◆ **TASK DETAILS**:
Select and copy out every line in the records containing "name".

----

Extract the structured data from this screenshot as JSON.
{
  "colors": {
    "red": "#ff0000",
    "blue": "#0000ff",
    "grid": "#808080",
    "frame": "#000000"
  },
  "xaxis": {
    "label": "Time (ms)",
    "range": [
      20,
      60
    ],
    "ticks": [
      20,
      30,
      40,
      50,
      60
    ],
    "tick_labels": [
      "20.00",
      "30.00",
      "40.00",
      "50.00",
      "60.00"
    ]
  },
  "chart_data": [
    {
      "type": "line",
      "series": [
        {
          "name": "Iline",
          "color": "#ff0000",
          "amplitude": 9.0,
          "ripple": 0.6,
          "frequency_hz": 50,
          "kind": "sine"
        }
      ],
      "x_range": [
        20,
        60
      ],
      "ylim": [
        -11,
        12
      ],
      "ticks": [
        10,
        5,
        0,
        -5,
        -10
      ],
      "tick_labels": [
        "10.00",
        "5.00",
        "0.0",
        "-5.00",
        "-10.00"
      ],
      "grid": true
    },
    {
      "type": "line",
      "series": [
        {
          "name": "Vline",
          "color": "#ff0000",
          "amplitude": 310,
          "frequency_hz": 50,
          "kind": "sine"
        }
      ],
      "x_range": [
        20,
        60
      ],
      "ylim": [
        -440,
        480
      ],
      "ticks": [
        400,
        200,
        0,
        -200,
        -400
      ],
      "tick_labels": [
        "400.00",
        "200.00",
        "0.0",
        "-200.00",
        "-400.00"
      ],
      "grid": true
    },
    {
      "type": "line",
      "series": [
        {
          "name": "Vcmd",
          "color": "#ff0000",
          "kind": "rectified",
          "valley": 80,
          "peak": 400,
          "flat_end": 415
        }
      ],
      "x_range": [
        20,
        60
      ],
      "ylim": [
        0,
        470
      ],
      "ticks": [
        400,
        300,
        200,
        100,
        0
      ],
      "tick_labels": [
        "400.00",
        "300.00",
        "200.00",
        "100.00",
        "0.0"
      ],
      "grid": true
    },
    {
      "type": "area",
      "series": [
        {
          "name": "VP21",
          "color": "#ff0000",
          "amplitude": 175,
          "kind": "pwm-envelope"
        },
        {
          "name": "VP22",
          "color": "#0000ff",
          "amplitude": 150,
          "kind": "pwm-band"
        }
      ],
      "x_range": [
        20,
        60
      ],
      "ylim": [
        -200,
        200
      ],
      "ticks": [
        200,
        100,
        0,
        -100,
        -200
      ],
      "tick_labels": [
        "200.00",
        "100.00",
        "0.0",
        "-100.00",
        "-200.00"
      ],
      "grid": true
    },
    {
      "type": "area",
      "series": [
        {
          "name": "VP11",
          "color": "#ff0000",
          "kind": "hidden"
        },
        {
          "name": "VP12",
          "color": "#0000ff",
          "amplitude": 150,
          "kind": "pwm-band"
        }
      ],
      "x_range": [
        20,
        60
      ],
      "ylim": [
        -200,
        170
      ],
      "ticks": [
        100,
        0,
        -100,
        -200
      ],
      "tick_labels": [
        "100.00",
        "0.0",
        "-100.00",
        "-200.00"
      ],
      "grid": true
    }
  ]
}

----

◆ **ANSWER**:
          "name": "Iline",
          "name": "Vline",
          "name": "Vcmd",
          "name": "VP21",
          "name": "VP22",
          "name": "VP11",
          "name": "VP12",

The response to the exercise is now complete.